RECORDS FOR PROCESSING start

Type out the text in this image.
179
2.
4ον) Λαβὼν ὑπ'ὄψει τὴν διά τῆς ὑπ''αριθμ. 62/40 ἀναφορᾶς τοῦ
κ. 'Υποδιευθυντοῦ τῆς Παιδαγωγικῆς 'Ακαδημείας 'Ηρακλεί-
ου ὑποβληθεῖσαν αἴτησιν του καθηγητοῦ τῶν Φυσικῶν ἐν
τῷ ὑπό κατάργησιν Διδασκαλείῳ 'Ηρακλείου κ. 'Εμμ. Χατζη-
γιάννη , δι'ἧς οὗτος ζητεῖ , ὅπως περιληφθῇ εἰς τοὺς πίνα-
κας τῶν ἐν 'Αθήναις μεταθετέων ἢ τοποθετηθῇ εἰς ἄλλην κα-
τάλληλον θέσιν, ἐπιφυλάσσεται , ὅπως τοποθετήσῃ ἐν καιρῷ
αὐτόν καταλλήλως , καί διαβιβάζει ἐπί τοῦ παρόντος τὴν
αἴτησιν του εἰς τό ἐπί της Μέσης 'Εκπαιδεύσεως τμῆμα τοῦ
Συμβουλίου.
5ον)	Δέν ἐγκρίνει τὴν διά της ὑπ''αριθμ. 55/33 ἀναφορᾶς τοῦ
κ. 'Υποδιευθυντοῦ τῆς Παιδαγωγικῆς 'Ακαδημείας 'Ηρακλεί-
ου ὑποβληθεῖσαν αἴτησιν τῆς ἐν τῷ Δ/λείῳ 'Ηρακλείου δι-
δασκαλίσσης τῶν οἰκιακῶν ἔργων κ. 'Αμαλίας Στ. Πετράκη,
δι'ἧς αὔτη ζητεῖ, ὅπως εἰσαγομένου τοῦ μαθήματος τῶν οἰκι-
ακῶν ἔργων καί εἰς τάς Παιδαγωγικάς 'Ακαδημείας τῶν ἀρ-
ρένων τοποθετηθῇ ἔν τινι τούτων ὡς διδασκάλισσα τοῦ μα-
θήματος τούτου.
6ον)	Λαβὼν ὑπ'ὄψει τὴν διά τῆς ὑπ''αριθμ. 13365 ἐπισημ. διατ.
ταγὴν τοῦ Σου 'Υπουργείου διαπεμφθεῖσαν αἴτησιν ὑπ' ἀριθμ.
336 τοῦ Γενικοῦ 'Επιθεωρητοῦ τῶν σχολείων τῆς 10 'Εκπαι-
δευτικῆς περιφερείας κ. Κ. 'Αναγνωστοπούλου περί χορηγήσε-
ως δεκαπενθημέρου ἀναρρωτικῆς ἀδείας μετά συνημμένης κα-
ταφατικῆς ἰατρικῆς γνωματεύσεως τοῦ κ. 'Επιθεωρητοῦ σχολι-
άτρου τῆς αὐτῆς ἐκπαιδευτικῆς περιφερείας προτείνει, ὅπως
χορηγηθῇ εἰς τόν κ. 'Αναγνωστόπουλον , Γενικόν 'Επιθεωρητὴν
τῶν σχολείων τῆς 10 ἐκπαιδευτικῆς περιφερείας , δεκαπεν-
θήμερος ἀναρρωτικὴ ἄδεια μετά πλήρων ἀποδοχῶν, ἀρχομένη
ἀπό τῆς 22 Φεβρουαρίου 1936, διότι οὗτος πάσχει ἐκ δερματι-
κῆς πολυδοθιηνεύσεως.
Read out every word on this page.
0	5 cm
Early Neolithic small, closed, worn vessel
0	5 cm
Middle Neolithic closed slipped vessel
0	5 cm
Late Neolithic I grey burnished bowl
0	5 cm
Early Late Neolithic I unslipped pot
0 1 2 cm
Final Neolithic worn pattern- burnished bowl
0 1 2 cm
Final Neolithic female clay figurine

RECORDS FOR PROCESSING end
RECORDS FOR PROCESSING start

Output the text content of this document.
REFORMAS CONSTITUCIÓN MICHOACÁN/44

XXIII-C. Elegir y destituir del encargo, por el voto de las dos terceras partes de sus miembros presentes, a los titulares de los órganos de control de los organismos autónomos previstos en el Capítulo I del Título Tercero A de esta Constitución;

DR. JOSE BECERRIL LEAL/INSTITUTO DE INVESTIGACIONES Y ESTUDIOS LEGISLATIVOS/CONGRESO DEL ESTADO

RECORDS FOR PROCESSING end
RECORDS FOR PROCESSING start

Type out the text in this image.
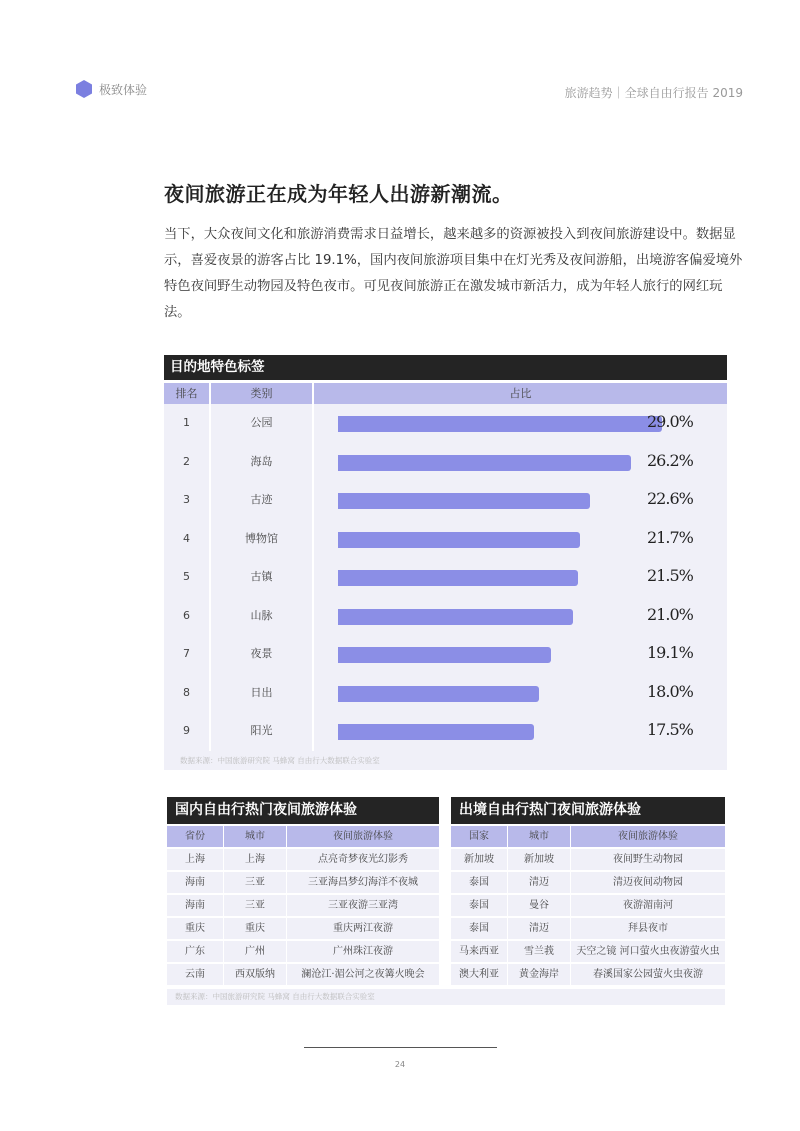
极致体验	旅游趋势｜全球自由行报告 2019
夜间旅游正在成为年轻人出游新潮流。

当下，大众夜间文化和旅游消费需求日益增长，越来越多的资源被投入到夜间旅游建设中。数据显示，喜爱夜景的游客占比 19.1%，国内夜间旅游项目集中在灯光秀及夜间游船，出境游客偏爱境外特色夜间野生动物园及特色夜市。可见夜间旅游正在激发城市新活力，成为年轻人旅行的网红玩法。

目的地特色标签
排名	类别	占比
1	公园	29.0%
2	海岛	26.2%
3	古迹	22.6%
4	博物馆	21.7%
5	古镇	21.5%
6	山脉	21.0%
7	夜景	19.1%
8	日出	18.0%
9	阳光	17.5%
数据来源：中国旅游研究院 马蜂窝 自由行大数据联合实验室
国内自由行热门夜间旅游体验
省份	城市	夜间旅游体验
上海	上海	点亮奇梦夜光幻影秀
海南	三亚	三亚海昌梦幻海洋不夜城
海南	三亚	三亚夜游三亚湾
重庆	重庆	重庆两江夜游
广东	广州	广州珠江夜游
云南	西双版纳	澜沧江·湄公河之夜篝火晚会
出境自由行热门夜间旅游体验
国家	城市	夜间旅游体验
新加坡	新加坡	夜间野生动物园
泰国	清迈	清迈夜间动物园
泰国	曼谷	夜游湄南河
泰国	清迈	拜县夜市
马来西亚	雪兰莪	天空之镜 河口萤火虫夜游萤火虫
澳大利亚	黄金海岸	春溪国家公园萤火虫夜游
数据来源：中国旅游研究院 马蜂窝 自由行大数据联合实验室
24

RECORDS FOR PROCESSING end

*WHAT THE TASK REQUIRES:* State the number of lines above that hold the string "this", with nothing added.

*THE RESULT:* 4